Stored items:
· · ·
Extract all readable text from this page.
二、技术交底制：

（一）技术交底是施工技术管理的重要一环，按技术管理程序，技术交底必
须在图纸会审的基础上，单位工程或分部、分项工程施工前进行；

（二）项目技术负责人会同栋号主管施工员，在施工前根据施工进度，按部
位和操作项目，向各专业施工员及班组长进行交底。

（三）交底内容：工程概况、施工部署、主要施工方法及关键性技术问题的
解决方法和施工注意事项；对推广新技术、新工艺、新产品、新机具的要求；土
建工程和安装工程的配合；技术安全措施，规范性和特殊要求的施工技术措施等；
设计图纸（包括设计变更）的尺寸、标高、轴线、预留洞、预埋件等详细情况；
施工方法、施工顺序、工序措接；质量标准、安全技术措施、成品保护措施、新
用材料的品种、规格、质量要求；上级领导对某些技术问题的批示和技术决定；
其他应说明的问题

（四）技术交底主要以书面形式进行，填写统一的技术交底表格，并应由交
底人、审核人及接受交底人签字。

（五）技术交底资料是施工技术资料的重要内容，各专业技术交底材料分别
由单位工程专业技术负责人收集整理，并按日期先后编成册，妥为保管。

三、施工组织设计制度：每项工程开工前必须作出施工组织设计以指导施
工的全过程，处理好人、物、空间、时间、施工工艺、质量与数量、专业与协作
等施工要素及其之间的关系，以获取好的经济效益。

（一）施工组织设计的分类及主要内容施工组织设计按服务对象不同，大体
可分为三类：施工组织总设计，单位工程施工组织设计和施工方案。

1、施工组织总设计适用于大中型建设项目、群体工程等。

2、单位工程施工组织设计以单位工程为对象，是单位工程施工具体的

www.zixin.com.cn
· · ·
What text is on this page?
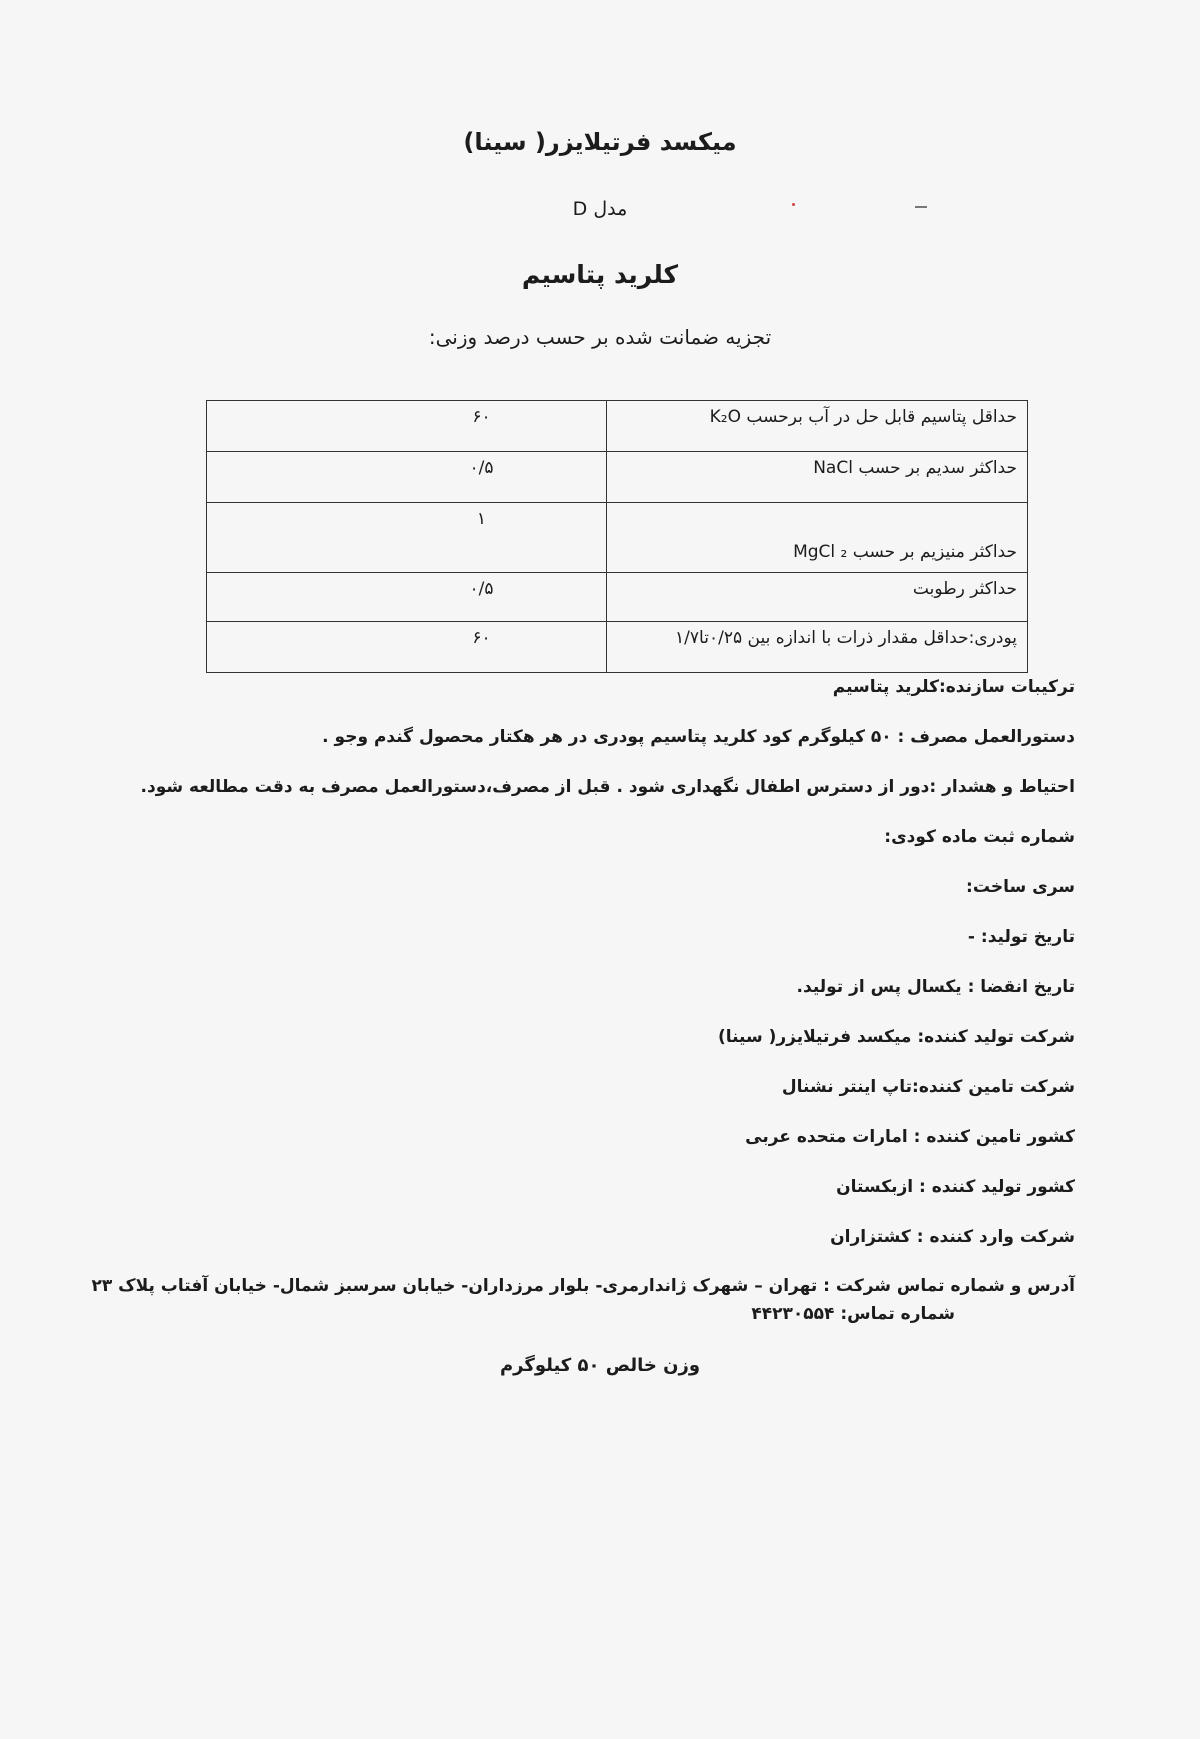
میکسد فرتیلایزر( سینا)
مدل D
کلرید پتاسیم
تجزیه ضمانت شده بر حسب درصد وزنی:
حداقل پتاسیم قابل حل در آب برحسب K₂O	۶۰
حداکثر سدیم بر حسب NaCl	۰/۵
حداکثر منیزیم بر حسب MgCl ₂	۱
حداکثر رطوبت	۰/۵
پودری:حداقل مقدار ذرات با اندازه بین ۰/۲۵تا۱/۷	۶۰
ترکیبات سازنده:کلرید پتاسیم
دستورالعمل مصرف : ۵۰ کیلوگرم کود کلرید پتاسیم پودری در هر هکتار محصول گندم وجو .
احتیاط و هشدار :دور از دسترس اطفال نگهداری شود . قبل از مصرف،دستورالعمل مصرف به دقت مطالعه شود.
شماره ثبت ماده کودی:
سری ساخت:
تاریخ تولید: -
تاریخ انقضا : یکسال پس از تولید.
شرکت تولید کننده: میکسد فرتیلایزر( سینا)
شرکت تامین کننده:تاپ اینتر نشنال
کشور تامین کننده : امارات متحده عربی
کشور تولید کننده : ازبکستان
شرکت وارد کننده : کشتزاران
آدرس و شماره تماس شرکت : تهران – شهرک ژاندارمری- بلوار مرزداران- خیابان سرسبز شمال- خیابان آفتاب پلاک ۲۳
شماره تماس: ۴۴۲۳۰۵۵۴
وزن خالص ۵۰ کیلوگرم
· · ·
## REQUIRED TASK
Identify and copy all lines with the word "تماس".

## THE RESULT
آدرس و شماره تماس شرکت : تهران – شهرک ژاندارمری- بلوار مرزداران- خیابان سرسبز شمال- خیابان آفتاب پلاک ۲۳
شماره تماس: ۴۴۲۳۰۵۵۴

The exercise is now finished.